Task to complete ->
For each line of the data below that holds "Lauryl", copy the line.

-- Start --

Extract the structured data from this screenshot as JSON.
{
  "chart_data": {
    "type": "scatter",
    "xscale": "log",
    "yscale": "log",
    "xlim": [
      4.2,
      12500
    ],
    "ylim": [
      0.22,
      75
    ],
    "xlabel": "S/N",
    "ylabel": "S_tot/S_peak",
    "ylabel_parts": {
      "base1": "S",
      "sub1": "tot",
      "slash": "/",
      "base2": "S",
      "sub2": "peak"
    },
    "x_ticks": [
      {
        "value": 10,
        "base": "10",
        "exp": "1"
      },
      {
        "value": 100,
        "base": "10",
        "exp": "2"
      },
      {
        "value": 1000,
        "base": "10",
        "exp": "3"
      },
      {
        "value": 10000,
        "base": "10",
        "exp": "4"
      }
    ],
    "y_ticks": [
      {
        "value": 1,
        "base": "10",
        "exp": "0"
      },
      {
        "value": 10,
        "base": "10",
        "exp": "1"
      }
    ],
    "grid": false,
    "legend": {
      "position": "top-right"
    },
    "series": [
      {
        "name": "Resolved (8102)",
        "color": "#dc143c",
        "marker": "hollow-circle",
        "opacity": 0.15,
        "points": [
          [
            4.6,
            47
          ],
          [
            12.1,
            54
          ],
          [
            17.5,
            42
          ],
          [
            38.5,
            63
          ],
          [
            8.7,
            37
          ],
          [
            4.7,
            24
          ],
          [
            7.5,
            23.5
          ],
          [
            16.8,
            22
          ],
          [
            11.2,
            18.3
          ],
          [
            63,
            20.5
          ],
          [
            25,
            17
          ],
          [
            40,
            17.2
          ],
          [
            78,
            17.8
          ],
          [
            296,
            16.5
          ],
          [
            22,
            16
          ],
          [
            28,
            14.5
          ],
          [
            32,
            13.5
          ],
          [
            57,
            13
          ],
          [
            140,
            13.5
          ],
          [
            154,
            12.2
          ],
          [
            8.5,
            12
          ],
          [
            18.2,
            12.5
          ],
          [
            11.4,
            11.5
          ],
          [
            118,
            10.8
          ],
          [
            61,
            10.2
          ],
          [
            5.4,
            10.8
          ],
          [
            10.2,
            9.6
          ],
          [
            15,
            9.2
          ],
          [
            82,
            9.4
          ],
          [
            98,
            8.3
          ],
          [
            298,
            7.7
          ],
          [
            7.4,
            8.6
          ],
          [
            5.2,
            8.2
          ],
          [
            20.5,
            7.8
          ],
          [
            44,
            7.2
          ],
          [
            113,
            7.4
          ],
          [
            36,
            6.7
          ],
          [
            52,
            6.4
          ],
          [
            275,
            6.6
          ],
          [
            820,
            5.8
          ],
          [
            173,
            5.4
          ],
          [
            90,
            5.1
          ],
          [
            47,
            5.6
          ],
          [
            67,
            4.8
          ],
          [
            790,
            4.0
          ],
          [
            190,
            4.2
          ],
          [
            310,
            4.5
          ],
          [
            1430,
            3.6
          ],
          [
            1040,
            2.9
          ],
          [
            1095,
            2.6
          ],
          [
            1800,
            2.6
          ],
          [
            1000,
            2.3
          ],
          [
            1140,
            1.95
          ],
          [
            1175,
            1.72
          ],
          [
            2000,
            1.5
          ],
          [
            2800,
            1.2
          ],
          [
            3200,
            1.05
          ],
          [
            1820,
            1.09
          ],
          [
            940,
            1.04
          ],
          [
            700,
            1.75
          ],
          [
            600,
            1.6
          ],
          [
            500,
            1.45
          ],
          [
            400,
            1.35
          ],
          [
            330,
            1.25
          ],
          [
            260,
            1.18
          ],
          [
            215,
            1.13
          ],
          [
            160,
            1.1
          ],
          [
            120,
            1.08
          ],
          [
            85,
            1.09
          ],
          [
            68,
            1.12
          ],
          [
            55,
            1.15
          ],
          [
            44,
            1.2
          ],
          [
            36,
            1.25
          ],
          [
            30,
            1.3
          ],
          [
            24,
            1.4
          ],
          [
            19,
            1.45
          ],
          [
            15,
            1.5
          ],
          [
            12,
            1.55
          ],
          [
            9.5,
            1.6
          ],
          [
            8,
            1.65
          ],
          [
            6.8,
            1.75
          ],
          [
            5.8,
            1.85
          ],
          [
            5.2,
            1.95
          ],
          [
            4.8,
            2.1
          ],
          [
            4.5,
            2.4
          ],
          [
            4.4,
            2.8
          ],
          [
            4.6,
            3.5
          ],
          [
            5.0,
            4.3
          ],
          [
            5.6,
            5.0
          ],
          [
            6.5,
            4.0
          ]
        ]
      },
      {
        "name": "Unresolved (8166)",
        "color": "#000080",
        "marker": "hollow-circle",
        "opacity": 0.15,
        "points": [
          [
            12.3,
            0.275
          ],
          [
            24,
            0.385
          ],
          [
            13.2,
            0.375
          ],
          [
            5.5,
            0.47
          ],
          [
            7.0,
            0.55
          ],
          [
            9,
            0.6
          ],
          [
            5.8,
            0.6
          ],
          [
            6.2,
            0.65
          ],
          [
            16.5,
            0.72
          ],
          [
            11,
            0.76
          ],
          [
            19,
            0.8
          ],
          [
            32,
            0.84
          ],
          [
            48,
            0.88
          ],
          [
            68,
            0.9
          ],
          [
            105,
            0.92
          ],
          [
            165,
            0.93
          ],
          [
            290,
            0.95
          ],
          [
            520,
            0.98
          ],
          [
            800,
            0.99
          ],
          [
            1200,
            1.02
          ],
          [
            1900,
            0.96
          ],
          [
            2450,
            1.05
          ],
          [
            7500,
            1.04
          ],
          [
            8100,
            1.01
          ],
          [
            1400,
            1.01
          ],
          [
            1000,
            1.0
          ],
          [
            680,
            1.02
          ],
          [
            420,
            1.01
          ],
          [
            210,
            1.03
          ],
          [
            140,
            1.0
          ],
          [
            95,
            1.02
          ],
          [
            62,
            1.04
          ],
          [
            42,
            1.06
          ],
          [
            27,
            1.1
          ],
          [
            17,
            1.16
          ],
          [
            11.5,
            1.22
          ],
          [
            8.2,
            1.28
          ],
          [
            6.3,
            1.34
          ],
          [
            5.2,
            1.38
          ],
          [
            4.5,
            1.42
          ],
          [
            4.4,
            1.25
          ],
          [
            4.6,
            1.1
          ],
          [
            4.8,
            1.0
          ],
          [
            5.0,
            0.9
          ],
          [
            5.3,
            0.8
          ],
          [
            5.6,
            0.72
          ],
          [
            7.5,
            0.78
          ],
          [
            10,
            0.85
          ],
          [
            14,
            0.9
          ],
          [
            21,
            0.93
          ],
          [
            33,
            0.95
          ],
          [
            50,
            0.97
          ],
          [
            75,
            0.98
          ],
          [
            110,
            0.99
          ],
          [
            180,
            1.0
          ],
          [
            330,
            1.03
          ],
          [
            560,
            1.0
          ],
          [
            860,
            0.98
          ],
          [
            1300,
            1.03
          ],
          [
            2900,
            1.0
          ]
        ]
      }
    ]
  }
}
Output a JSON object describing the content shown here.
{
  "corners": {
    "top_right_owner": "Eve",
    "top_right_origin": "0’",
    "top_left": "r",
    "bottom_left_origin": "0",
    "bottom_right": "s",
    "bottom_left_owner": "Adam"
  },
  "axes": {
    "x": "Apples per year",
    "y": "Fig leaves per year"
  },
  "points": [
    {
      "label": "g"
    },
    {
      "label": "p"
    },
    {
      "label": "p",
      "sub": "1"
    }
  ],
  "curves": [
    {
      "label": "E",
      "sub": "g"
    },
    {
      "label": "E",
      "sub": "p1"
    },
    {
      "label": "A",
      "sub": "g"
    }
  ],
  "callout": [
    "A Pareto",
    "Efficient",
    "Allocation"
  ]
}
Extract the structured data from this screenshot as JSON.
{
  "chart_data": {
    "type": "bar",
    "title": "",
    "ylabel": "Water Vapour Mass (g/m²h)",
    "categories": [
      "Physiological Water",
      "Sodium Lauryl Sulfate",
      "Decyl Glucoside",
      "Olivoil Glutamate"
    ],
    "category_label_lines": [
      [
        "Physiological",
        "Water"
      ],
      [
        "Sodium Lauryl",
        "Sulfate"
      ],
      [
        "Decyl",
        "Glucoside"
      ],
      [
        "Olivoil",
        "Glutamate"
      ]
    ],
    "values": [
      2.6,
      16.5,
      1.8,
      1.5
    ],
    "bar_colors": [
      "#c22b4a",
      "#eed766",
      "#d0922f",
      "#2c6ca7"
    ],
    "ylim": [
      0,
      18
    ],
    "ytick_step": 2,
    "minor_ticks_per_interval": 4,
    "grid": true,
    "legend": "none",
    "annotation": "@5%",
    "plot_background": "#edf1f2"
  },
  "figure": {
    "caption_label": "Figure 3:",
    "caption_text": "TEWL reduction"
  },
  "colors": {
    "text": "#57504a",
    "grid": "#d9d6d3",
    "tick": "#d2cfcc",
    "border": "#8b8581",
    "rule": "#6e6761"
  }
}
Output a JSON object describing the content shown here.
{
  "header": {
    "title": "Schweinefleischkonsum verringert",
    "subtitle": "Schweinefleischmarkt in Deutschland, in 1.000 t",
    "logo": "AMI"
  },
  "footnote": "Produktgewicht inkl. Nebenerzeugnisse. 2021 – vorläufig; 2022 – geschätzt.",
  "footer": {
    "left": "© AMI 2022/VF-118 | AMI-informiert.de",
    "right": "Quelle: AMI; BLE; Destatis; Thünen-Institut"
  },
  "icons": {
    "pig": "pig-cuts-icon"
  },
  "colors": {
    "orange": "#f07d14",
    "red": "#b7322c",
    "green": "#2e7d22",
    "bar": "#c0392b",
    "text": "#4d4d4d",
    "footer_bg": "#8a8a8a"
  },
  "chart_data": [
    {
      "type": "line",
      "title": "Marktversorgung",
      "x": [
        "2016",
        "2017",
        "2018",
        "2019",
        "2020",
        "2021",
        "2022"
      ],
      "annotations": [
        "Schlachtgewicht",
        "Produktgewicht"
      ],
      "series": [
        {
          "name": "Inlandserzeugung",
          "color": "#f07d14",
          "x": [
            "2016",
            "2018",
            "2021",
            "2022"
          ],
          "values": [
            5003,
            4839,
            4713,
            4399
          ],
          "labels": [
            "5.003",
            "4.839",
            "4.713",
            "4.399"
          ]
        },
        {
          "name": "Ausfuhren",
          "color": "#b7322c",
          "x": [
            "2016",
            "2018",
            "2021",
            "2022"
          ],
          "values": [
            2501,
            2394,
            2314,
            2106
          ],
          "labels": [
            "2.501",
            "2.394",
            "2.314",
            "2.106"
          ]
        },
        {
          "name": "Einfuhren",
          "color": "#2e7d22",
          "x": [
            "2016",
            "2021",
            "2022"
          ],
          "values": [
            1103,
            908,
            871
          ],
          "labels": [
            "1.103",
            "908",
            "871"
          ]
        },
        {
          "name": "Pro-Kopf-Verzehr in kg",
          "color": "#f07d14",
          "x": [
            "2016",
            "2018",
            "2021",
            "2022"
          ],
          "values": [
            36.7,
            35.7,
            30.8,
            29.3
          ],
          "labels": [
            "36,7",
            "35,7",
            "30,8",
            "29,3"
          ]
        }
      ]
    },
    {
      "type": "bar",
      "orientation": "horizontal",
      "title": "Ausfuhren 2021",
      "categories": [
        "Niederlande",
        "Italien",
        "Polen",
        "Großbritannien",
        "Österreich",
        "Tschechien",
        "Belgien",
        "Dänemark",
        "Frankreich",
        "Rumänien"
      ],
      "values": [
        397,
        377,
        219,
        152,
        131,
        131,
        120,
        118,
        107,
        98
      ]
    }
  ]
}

-- End --

In response ->
      "Sodium Lauryl Sulfate",
        "Sodium Lauryl",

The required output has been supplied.